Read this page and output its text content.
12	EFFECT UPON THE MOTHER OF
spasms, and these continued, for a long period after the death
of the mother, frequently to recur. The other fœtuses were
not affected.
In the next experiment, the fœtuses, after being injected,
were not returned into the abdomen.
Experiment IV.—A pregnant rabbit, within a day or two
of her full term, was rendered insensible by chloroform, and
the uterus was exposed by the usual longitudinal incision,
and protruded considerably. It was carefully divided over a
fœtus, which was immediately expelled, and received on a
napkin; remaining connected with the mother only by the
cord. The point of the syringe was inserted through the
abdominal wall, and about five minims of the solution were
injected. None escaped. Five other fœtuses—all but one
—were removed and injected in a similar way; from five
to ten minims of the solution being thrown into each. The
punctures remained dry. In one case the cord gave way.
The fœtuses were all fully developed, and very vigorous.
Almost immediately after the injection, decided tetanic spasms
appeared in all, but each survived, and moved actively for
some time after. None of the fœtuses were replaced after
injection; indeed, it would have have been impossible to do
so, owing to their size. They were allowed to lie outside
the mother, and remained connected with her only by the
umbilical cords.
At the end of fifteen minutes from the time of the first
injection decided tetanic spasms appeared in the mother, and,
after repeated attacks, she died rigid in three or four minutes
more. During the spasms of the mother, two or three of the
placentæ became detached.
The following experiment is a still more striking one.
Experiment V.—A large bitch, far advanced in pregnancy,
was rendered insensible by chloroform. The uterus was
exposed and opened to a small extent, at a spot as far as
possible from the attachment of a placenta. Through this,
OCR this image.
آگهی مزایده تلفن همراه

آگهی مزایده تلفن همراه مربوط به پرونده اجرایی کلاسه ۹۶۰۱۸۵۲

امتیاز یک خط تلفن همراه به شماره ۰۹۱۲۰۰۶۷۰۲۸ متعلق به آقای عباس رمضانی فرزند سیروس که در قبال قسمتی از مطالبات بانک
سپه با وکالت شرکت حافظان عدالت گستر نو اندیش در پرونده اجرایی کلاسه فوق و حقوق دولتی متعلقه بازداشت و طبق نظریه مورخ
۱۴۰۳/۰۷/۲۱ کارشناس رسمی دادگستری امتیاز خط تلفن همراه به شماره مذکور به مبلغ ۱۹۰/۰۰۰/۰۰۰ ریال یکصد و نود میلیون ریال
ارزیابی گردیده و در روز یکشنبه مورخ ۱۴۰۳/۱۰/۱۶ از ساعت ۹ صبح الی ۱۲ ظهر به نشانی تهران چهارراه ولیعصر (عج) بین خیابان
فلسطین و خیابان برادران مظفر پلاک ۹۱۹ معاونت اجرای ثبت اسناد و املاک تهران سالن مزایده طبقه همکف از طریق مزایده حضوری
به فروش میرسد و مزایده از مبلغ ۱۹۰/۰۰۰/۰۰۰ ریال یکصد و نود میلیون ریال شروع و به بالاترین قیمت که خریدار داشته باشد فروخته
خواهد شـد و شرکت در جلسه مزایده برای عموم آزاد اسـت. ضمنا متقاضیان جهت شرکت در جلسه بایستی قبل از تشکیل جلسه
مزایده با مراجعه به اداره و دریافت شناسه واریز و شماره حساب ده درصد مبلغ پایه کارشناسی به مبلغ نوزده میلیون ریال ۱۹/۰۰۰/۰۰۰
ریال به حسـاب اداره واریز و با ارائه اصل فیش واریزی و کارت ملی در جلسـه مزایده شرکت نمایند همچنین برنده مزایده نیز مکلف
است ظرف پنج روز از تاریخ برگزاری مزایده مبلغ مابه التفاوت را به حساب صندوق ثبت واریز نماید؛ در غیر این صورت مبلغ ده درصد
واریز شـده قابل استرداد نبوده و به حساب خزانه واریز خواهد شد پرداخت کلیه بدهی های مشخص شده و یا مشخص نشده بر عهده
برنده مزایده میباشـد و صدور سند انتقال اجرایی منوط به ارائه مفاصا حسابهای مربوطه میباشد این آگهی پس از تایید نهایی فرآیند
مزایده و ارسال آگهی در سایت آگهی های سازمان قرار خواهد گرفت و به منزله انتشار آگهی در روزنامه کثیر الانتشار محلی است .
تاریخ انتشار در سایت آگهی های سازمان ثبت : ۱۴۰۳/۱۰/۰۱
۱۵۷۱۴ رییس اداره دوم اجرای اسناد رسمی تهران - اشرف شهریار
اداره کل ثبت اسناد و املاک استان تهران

■ Problem requirements: Where a line of the material above holds the string "سازمان", copy that line.

■ In response:
مزایده و ارسال آگهی در سایت آگهی های سازمان قرار خواهد گرفت و به منزله انتشار آگهی در روزنامه کثیر الانتشار محلی است .
تاریخ انتشار در سایت آگهی های سازمان ثبت : ۱۴۰۳/۱۰/۰۱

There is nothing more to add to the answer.